[Figure contents as structured data]
....

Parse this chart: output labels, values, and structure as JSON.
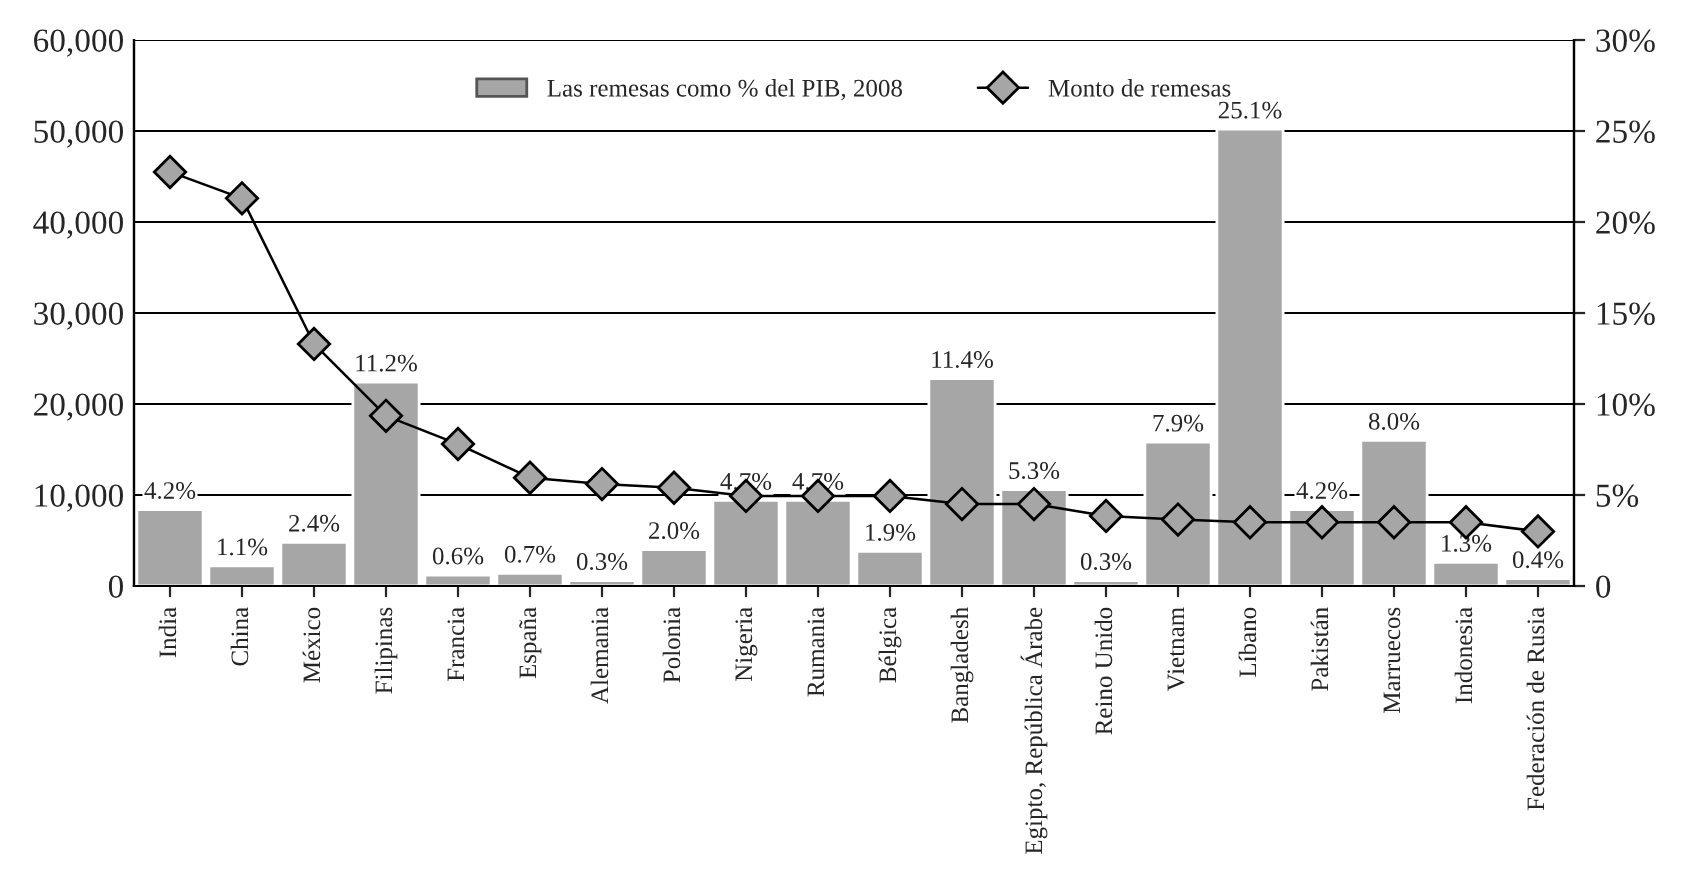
{
  "chart_data": {
    "type": "bar",
    "categories": [
      "India",
      "China",
      "México",
      "Filipinas",
      "Francia",
      "España",
      "Alemania",
      "Polonia",
      "Nigeria",
      "Rumania",
      "Bélgica",
      "Bangladesh",
      "Egipto, República Árabe",
      "Reino Unido",
      "Vietnam",
      "Líbano",
      "Pakistán",
      "Marruecos",
      "Indonesia",
      "Federación de Rusia"
    ],
    "series": [
      {
        "name": "Las remesas como % del PIB, 2008",
        "axis": "y2",
        "color": "#a6a6a6",
        "values": [
          4.2,
          1.1,
          2.4,
          11.2,
          0.6,
          0.7,
          0.3,
          2.0,
          4.7,
          4.7,
          1.9,
          11.4,
          5.3,
          0.3,
          7.9,
          25.1,
          4.2,
          8.0,
          1.3,
          0.4
        ],
        "value_labels": [
          "4.2%",
          "1.1%",
          "2.4%",
          "11.2%",
          "0.6%",
          "0.7%",
          "0.3%",
          "2.0%",
          "4.7%",
          "4.7%",
          "1.9%",
          "11.4%",
          "5.3%",
          "0.3%",
          "7.9%",
          "25.1%",
          "4.2%",
          "8.0%",
          "1.3%",
          "0.4%"
        ]
      },
      {
        "name": "Monto de remesas",
        "type": "line",
        "axis": "y",
        "color": "#a6a6a6",
        "marker": "diamond",
        "values": [
          45500,
          42600,
          26600,
          18700,
          15600,
          11900,
          11200,
          10800,
          9900,
          9900,
          9900,
          9000,
          9000,
          7700,
          7300,
          7000,
          7000,
          7000,
          7000,
          6000
        ]
      }
    ],
    "ylim": [
      0,
      60000
    ],
    "yticks": [
      {
        "value": 0,
        "label": "0"
      },
      {
        "value": 10000,
        "label": "10,000"
      },
      {
        "value": 20000,
        "label": "20,000"
      },
      {
        "value": 30000,
        "label": "30,000"
      },
      {
        "value": 40000,
        "label": "40,000"
      },
      {
        "value": 50000,
        "label": "50,000"
      },
      {
        "value": 60000,
        "label": "60,000"
      }
    ],
    "y2lim": [
      0,
      30
    ],
    "y2ticks": [
      {
        "value": 0,
        "label": "0"
      },
      {
        "value": 5,
        "label": "5%"
      },
      {
        "value": 10,
        "label": "10%"
      },
      {
        "value": 15,
        "label": "15%"
      },
      {
        "value": 20,
        "label": "20%"
      },
      {
        "value": 25,
        "label": "25%"
      },
      {
        "value": 30,
        "label": "30%"
      }
    ],
    "grid": "y",
    "legend": "top"
  }
}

....

§ WHAT NEEDS TO BE DONE
Reproduce all of the material exactly, apart from the pictures.

§ RESPONSE TO THE EXERCISE
Parse this chart: output labels, values, and structure as JSON.
{
  "chart_data": {
    "type": "bar",
    "categories": [
      "India",
      "China",
      "México",
      "Filipinas",
      "Francia",
      "España",
      "Alemania",
      "Polonia",
      "Nigeria",
      "Rumania",
      "Bélgica",
      "Bangladesh",
      "Egipto, República Árabe",
      "Reino Unido",
      "Vietnam",
      "Líbano",
      "Pakistán",
      "Marruecos",
      "Indonesia",
      "Federación de Rusia"
    ],
    "series": [
      {
        "name": "Las remesas como % del PIB, 2008",
        "axis": "y2",
        "color": "#a6a6a6",
        "values": [
          4.2,
          1.1,
          2.4,
          11.2,
          0.6,
          0.7,
          0.3,
          2.0,
          4.7,
          4.7,
          1.9,
          11.4,
          5.3,
          0.3,
          7.9,
          25.1,
          4.2,
          8.0,
          1.3,
          0.4
        ],
        "value_labels": [
          "4.2%",
          "1.1%",
          "2.4%",
          "11.2%",
          "0.6%",
          "0.7%",
          "0.3%",
          "2.0%",
          "4.7%",
          "4.7%",
          "1.9%",
          "11.4%",
          "5.3%",
          "0.3%",
          "7.9%",
          "25.1%",
          "4.2%",
          "8.0%",
          "1.3%",
          "0.4%"
        ]
      },
      {
        "name": "Monto de remesas",
        "type": "line",
        "axis": "y",
        "color": "#a6a6a6",
        "marker": "diamond",
        "values": [
          45500,
          42600,
          26600,
          18700,
          15600,
          11900,
          11200,
          10800,
          9900,
          9900,
          9900,
          9000,
          9000,
          7700,
          7300,
          7000,
          7000,
          7000,
          7000,
          6000
        ]
      }
    ],
    "ylim": [
      0,
      60000
    ],
    "yticks": [
      {
        "value": 0,
        "label": "0"
      },
      {
        "value": 10000,
        "label": "10,000"
      },
      {
        "value": 20000,
        "label": "20,000"
      },
      {
        "value": 30000,
        "label": "30,000"
      },
      {
        "value": 40000,
        "label": "40,000"
      },
      {
        "value": 50000,
        "label": "50,000"
      },
      {
        "value": 60000,
        "label": "60,000"
      }
    ],
    "y2lim": [
      0,
      30
    ],
    "y2ticks": [
      {
        "value": 0,
        "label": "0"
      },
      {
        "value": 5,
        "label": "5%"
      },
      {
        "value": 10,
        "label": "10%"
      },
      {
        "value": 15,
        "label": "15%"
      },
      {
        "value": 20,
        "label": "20%"
      },
      {
        "value": 25,
        "label": "25%"
      },
      {
        "value": 30,
        "label": "30%"
      }
    ],
    "grid": "y",
    "legend": "top"
  }
}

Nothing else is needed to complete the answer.